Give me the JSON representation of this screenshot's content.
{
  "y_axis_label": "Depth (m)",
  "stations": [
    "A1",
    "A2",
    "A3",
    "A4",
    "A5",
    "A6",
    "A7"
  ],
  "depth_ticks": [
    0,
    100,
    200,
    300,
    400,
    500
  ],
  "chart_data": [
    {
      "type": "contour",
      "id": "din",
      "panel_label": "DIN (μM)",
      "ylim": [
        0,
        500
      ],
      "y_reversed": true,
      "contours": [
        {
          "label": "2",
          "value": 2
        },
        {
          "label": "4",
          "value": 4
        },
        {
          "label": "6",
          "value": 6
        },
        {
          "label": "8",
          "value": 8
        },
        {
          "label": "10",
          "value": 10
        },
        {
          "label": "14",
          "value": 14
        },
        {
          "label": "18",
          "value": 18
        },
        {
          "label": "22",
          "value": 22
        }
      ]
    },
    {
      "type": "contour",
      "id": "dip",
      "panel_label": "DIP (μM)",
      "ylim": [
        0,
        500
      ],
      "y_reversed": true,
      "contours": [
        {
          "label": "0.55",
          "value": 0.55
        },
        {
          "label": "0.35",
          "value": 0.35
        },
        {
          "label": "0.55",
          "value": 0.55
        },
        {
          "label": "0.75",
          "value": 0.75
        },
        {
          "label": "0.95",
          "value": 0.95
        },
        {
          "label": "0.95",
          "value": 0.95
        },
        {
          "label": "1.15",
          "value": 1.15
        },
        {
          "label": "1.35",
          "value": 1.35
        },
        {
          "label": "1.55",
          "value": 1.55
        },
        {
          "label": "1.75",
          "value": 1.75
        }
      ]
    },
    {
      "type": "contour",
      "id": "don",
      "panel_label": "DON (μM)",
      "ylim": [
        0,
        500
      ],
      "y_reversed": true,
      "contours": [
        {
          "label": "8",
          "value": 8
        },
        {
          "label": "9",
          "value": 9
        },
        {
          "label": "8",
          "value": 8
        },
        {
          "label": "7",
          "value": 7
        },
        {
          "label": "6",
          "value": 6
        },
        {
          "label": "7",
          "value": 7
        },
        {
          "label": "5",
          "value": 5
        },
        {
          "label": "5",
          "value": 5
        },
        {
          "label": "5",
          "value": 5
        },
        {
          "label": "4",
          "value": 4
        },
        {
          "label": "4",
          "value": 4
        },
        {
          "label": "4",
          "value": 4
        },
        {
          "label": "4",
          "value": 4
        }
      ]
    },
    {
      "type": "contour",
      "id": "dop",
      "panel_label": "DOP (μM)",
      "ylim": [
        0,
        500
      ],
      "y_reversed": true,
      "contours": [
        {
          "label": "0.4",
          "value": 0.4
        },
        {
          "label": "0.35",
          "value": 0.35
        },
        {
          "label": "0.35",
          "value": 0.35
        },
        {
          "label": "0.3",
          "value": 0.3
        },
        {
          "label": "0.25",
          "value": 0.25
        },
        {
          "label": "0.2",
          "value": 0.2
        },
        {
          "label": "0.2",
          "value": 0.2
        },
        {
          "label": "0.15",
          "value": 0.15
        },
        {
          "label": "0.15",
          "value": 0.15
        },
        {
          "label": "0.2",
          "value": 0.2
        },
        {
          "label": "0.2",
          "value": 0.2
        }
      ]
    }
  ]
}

━━━━━━

— What is required —
Every line of the data above should be copied exactly.

— Output for this task —
Give me the JSON representation of this screenshot's content.
{
  "y_axis_label": "Depth (m)",
  "stations": [
    "A1",
    "A2",
    "A3",
    "A4",
    "A5",
    "A6",
    "A7"
  ],
  "depth_ticks": [
    0,
    100,
    200,
    300,
    400,
    500
  ],
  "chart_data": [
    {
      "type": "contour",
      "id": "din",
      "panel_label": "DIN (μM)",
      "ylim": [
        0,
        500
      ],
      "y_reversed": true,
      "contours": [
        {
          "label": "2",
          "value": 2
        },
        {
          "label": "4",
          "value": 4
        },
        {
          "label": "6",
          "value": 6
        },
        {
          "label": "8",
          "value": 8
        },
        {
          "label": "10",
          "value": 10
        },
        {
          "label": "14",
          "value": 14
        },
        {
          "label": "18",
          "value": 18
        },
        {
          "label": "22",
          "value": 22
        }
      ]
    },
    {
      "type": "contour",
      "id": "dip",
      "panel_label": "DIP (μM)",
      "ylim": [
        0,
        500
      ],
      "y_reversed": true,
      "contours": [
        {
          "label": "0.55",
          "value": 0.55
        },
        {
          "label": "0.35",
          "value": 0.35
        },
        {
          "label": "0.55",
          "value": 0.55
        },
        {
          "label": "0.75",
          "value": 0.75
        },
        {
          "label": "0.95",
          "value": 0.95
        },
        {
          "label": "0.95",
          "value": 0.95
        },
        {
          "label": "1.15",
          "value": 1.15
        },
        {
          "label": "1.35",
          "value": 1.35
        },
        {
          "label": "1.55",
          "value": 1.55
        },
        {
          "label": "1.75",
          "value": 1.75
        }
      ]
    },
    {
      "type": "contour",
      "id": "don",
      "panel_label": "DON (μM)",
      "ylim": [
        0,
        500
      ],
      "y_reversed": true,
      "contours": [
        {
          "label": "8",
          "value": 8
        },
        {
          "label": "9",
          "value": 9
        },
        {
          "label": "8",
          "value": 8
        },
        {
          "label": "7",
          "value": 7
        },
        {
          "label": "6",
          "value": 6
        },
        {
          "label": "7",
          "value": 7
        },
        {
          "label": "5",
          "value": 5
        },
        {
          "label": "5",
          "value": 5
        },
        {
          "label": "5",
          "value": 5
        },
        {
          "label": "4",
          "value": 4
        },
        {
          "label": "4",
          "value": 4
        },
        {
          "label": "4",
          "value": 4
        },
        {
          "label": "4",
          "value": 4
        }
      ]
    },
    {
      "type": "contour",
      "id": "dop",
      "panel_label": "DOP (μM)",
      "ylim": [
        0,
        500
      ],
      "y_reversed": true,
      "contours": [
        {
          "label": "0.4",
          "value": 0.4
        },
        {
          "label": "0.35",
          "value": 0.35
        },
        {
          "label": "0.35",
          "value": 0.35
        },
        {
          "label": "0.3",
          "value": 0.3
        },
        {
          "label": "0.25",
          "value": 0.25
        },
        {
          "label": "0.2",
          "value": 0.2
        },
        {
          "label": "0.2",
          "value": 0.2
        },
        {
          "label": "0.15",
          "value": 0.15
        },
        {
          "label": "0.15",
          "value": 0.15
        },
        {
          "label": "0.2",
          "value": 0.2
        },
        {
          "label": "0.2",
          "value": 0.2
        }
      ]
    }
  ]
}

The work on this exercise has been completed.